> TASK BRIEF
Your task is to copy every line of the entries that contains "frac".

* * * * *

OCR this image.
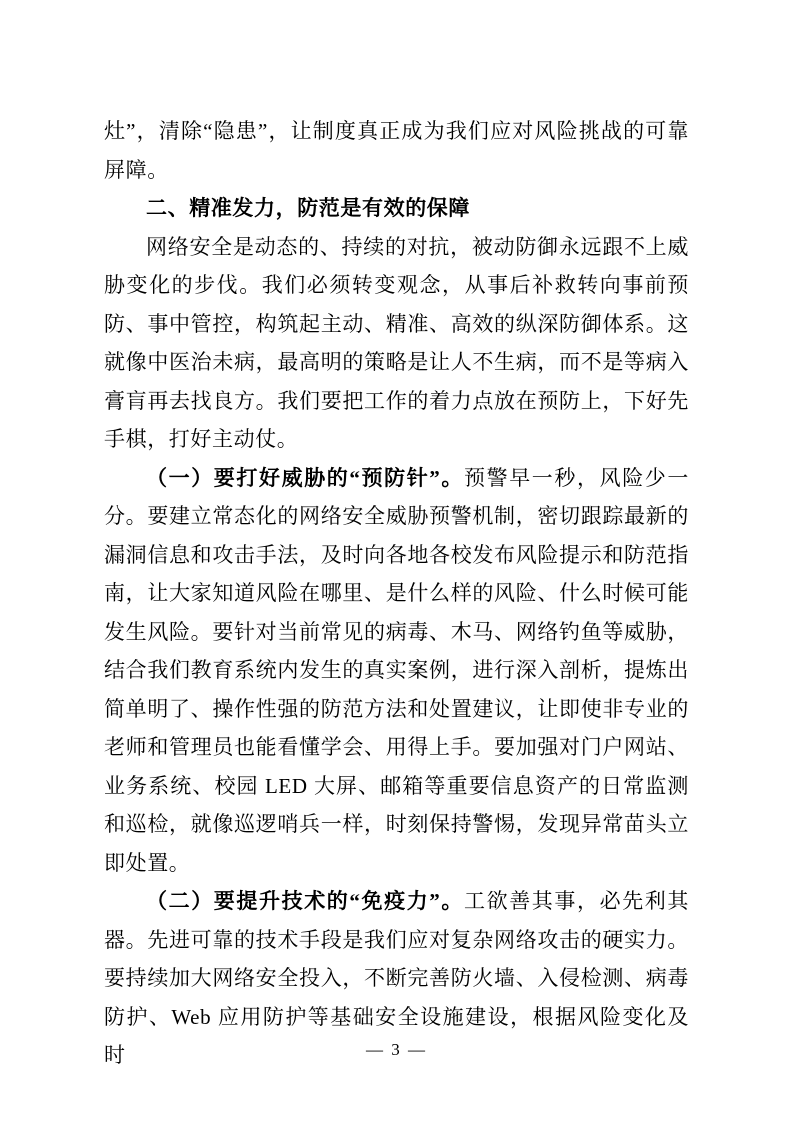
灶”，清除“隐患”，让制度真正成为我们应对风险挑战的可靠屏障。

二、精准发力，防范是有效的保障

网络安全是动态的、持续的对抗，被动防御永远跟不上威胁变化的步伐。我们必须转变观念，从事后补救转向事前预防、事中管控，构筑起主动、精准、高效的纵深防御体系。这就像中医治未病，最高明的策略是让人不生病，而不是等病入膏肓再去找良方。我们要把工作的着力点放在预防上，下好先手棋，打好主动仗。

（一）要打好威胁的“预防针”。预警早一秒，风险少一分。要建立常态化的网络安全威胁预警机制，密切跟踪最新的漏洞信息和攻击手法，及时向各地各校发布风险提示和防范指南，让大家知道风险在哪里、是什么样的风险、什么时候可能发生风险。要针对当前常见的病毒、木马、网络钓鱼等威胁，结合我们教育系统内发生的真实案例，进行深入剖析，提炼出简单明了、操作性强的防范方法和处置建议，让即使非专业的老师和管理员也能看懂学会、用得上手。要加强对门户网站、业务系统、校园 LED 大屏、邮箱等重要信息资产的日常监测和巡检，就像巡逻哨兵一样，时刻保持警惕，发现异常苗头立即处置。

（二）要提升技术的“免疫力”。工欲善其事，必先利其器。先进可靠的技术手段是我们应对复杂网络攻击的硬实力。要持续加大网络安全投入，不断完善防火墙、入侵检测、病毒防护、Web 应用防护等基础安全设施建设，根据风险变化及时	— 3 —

* * * * *

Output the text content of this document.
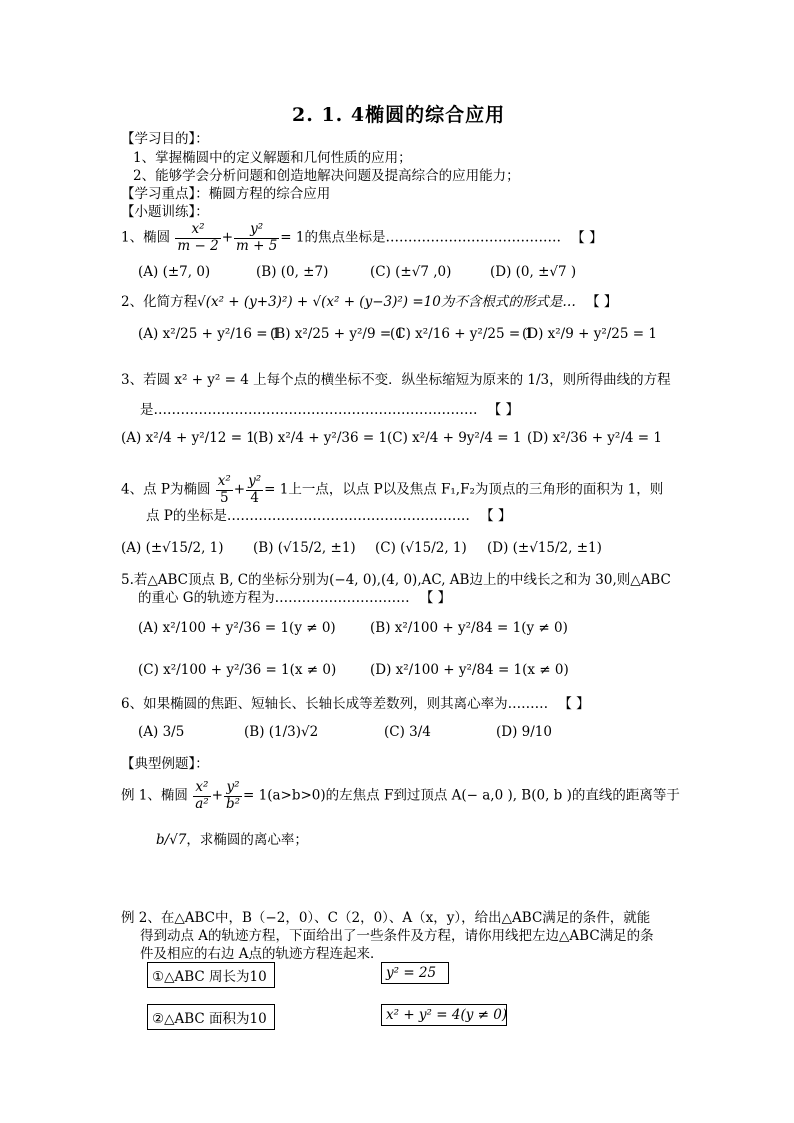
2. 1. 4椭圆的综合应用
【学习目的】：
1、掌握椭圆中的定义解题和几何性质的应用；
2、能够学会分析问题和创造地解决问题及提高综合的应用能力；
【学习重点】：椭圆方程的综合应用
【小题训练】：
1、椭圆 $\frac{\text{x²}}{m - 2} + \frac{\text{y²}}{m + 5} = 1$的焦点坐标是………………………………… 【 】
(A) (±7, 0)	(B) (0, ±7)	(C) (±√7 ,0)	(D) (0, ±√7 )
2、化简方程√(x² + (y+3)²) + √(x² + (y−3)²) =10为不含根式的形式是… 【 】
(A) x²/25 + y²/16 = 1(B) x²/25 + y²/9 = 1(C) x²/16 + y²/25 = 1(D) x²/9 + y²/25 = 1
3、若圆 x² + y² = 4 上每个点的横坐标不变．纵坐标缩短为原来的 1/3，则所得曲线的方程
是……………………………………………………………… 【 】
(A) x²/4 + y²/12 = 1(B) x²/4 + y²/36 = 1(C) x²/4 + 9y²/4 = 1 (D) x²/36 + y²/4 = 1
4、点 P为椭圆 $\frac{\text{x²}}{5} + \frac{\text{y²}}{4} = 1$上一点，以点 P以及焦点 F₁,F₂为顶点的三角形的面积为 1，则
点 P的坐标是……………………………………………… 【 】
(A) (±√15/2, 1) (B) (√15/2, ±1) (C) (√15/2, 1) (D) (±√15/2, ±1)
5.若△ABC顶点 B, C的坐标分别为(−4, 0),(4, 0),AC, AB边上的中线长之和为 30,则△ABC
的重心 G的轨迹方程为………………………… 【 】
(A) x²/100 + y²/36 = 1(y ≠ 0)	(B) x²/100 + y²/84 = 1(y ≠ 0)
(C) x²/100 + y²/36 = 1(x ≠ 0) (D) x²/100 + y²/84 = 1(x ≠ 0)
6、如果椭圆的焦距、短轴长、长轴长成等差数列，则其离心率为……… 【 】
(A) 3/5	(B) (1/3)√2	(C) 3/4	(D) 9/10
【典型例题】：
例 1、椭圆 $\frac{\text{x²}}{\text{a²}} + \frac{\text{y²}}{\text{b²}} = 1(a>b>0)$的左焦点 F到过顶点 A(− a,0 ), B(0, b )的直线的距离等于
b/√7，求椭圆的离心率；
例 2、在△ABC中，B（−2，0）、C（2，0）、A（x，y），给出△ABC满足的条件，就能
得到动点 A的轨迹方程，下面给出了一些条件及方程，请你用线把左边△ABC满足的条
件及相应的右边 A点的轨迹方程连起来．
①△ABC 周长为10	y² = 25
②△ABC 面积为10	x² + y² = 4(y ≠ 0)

* * * * *

> FINAL RESULT
1、椭圆 $\frac{\text{x²}}{m - 2} + \frac{\text{y²}}{m + 5} = 1$的焦点坐标是………………………………… 【 】
4、点 P为椭圆 $\frac{\text{x²}}{5} + \frac{\text{y²}}{4} = 1$上一点，以点 P以及焦点 F₁,F₂为顶点的三角形的面积为 1，则
例 1、椭圆 $\frac{\text{x²}}{\text{a²}} + \frac{\text{y²}}{\text{b²}} = 1(a>b>0)$的左焦点 F到过顶点 A(− a,0 ), B(0, b )的直线的距离等于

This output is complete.